[The exercise]
Copy the records below exactly as they appear.

********************

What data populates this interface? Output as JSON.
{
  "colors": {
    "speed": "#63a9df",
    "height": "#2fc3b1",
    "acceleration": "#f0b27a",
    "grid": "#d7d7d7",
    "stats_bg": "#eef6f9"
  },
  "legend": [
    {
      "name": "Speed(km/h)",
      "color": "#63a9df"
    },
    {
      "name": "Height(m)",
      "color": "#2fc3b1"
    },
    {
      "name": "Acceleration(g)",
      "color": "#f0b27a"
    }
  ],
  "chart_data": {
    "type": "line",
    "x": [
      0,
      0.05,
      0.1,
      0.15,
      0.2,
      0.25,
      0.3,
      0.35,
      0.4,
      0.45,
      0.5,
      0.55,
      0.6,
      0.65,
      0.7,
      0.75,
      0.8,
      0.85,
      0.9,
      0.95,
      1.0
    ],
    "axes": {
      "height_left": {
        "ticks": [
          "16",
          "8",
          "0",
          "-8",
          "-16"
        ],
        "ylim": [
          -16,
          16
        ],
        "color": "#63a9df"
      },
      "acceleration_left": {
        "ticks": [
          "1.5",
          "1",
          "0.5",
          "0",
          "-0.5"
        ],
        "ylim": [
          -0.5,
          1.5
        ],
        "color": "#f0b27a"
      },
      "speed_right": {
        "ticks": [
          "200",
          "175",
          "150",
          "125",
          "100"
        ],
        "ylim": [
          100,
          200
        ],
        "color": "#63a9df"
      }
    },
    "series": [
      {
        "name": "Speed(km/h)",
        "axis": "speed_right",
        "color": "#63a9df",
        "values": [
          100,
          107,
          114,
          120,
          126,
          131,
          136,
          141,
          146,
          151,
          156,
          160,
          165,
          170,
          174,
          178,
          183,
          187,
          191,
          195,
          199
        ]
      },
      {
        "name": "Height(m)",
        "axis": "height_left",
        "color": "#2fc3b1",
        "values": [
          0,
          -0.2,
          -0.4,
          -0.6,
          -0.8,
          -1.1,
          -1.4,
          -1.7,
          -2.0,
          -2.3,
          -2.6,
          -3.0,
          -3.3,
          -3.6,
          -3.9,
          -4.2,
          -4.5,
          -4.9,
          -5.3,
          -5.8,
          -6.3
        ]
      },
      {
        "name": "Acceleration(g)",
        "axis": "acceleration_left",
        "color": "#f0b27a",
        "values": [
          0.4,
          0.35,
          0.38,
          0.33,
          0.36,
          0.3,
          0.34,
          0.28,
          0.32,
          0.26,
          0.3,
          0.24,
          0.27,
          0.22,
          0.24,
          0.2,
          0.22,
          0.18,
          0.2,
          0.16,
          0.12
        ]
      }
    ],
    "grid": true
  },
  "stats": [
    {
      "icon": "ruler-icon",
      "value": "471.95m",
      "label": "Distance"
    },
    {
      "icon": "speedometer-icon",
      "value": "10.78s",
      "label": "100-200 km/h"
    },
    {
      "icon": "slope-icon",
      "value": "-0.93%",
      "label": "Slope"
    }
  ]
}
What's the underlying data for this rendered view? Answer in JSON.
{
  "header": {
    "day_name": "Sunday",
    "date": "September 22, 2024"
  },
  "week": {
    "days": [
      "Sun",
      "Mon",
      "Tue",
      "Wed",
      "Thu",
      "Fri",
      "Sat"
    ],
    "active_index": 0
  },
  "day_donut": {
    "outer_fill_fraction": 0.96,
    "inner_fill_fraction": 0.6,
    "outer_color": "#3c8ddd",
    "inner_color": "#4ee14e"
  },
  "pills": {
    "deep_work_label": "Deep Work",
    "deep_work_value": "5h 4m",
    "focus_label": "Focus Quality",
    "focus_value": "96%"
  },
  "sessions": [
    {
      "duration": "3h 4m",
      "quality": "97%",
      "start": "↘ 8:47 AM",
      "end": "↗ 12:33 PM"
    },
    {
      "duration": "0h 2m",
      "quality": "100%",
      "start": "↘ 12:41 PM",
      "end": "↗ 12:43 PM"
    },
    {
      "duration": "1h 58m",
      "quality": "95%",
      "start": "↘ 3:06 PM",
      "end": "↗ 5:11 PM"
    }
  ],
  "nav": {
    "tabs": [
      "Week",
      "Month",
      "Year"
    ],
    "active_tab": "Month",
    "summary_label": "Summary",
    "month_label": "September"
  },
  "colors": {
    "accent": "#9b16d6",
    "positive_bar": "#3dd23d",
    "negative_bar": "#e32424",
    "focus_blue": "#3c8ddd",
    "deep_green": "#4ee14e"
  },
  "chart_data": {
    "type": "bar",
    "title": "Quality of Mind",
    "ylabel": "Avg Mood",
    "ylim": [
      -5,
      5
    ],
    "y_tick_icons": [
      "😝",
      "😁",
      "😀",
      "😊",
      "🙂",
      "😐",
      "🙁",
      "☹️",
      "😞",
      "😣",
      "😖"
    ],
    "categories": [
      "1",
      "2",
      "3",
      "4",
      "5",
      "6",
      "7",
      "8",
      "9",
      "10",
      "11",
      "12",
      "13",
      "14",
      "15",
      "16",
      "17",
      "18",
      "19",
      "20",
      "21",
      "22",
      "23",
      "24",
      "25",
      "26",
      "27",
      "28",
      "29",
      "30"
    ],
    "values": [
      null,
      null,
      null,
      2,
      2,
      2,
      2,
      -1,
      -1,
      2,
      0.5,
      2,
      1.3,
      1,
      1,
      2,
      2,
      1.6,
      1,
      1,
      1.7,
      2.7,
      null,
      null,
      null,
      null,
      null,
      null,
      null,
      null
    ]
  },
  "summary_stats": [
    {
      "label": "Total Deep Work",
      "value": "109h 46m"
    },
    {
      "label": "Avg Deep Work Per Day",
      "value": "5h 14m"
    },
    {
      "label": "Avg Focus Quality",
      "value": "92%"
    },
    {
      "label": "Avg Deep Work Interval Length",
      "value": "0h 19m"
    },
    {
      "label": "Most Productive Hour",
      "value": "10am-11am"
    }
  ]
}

********************

[Task result]
What data populates this interface? Output as JSON.
{
  "colors": {
    "speed": "#63a9df",
    "height": "#2fc3b1",
    "acceleration": "#f0b27a",
    "grid": "#d7d7d7",
    "stats_bg": "#eef6f9"
  },
  "legend": [
    {
      "name": "Speed(km/h)",
      "color": "#63a9df"
    },
    {
      "name": "Height(m)",
      "color": "#2fc3b1"
    },
    {
      "name": "Acceleration(g)",
      "color": "#f0b27a"
    }
  ],
  "chart_data": {
    "type": "line",
    "x": [
      0,
      0.05,
      0.1,
      0.15,
      0.2,
      0.25,
      0.3,
      0.35,
      0.4,
      0.45,
      0.5,
      0.55,
      0.6,
      0.65,
      0.7,
      0.75,
      0.8,
      0.85,
      0.9,
      0.95,
      1.0
    ],
    "axes": {
      "height_left": {
        "ticks": [
          "16",
          "8",
          "0",
          "-8",
          "-16"
        ],
        "ylim": [
          -16,
          16
        ],
        "color": "#63a9df"
      },
      "acceleration_left": {
        "ticks": [
          "1.5",
          "1",
          "0.5",
          "0",
          "-0.5"
        ],
        "ylim": [
          -0.5,
          1.5
        ],
        "color": "#f0b27a"
      },
      "speed_right": {
        "ticks": [
          "200",
          "175",
          "150",
          "125",
          "100"
        ],
        "ylim": [
          100,
          200
        ],
        "color": "#63a9df"
      }
    },
    "series": [
      {
        "name": "Speed(km/h)",
        "axis": "speed_right",
        "color": "#63a9df",
        "values": [
          100,
          107,
          114,
          120,
          126,
          131,
          136,
          141,
          146,
          151,
          156,
          160,
          165,
          170,
          174,
          178,
          183,
          187,
          191,
          195,
          199
        ]
      },
      {
        "name": "Height(m)",
        "axis": "height_left",
        "color": "#2fc3b1",
        "values": [
          0,
          -0.2,
          -0.4,
          -0.6,
          -0.8,
          -1.1,
          -1.4,
          -1.7,
          -2.0,
          -2.3,
          -2.6,
          -3.0,
          -3.3,
          -3.6,
          -3.9,
          -4.2,
          -4.5,
          -4.9,
          -5.3,
          -5.8,
          -6.3
        ]
      },
      {
        "name": "Acceleration(g)",
        "axis": "acceleration_left",
        "color": "#f0b27a",
        "values": [
          0.4,
          0.35,
          0.38,
          0.33,
          0.36,
          0.3,
          0.34,
          0.28,
          0.32,
          0.26,
          0.3,
          0.24,
          0.27,
          0.22,
          0.24,
          0.2,
          0.22,
          0.18,
          0.2,
          0.16,
          0.12
        ]
      }
    ],
    "grid": true
  },
  "stats": [
    {
      "icon": "ruler-icon",
      "value": "471.95m",
      "label": "Distance"
    },
    {
      "icon": "speedometer-icon",
      "value": "10.78s",
      "label": "100-200 km/h"
    },
    {
      "icon": "slope-icon",
      "value": "-0.93%",
      "label": "Slope"
    }
  ]
}
What's the underlying data for this rendered view? Answer in JSON.
{
  "header": {
    "day_name": "Sunday",
    "date": "September 22, 2024"
  },
  "week": {
    "days": [
      "Sun",
      "Mon",
      "Tue",
      "Wed",
      "Thu",
      "Fri",
      "Sat"
    ],
    "active_index": 0
  },
  "day_donut": {
    "outer_fill_fraction": 0.96,
    "inner_fill_fraction": 0.6,
    "outer_color": "#3c8ddd",
    "inner_color": "#4ee14e"
  },
  "pills": {
    "deep_work_label": "Deep Work",
    "deep_work_value": "5h 4m",
    "focus_label": "Focus Quality",
    "focus_value": "96%"
  },
  "sessions": [
    {
      "duration": "3h 4m",
      "quality": "97%",
      "start": "↘ 8:47 AM",
      "end": "↗ 12:33 PM"
    },
    {
      "duration": "0h 2m",
      "quality": "100%",
      "start": "↘ 12:41 PM",
      "end": "↗ 12:43 PM"
    },
    {
      "duration": "1h 58m",
      "quality": "95%",
      "start": "↘ 3:06 PM",
      "end": "↗ 5:11 PM"
    }
  ],
  "nav": {
    "tabs": [
      "Week",
      "Month",
      "Year"
    ],
    "active_tab": "Month",
    "summary_label": "Summary",
    "month_label": "September"
  },
  "colors": {
    "accent": "#9b16d6",
    "positive_bar": "#3dd23d",
    "negative_bar": "#e32424",
    "focus_blue": "#3c8ddd",
    "deep_green": "#4ee14e"
  },
  "chart_data": {
    "type": "bar",
    "title": "Quality of Mind",
    "ylabel": "Avg Mood",
    "ylim": [
      -5,
      5
    ],
    "y_tick_icons": [
      "😝",
      "😁",
      "😀",
      "😊",
      "🙂",
      "😐",
      "🙁",
      "☹️",
      "😞",
      "😣",
      "😖"
    ],
    "categories": [
      "1",
      "2",
      "3",
      "4",
      "5",
      "6",
      "7",
      "8",
      "9",
      "10",
      "11",
      "12",
      "13",
      "14",
      "15",
      "16",
      "17",
      "18",
      "19",
      "20",
      "21",
      "22",
      "23",
      "24",
      "25",
      "26",
      "27",
      "28",
      "29",
      "30"
    ],
    "values": [
      null,
      null,
      null,
      2,
      2,
      2,
      2,
      -1,
      -1,
      2,
      0.5,
      2,
      1.3,
      1,
      1,
      2,
      2,
      1.6,
      1,
      1,
      1.7,
      2.7,
      null,
      null,
      null,
      null,
      null,
      null,
      null,
      null
    ]
  },
  "summary_stats": [
    {
      "label": "Total Deep Work",
      "value": "109h 46m"
    },
    {
      "label": "Avg Deep Work Per Day",
      "value": "5h 14m"
    },
    {
      "label": "Avg Focus Quality",
      "value": "92%"
    },
    {
      "label": "Avg Deep Work Interval Length",
      "value": "0h 19m"
    },
    {
      "label": "Most Productive Hour",
      "value": "10am-11am"
    }
  ]
}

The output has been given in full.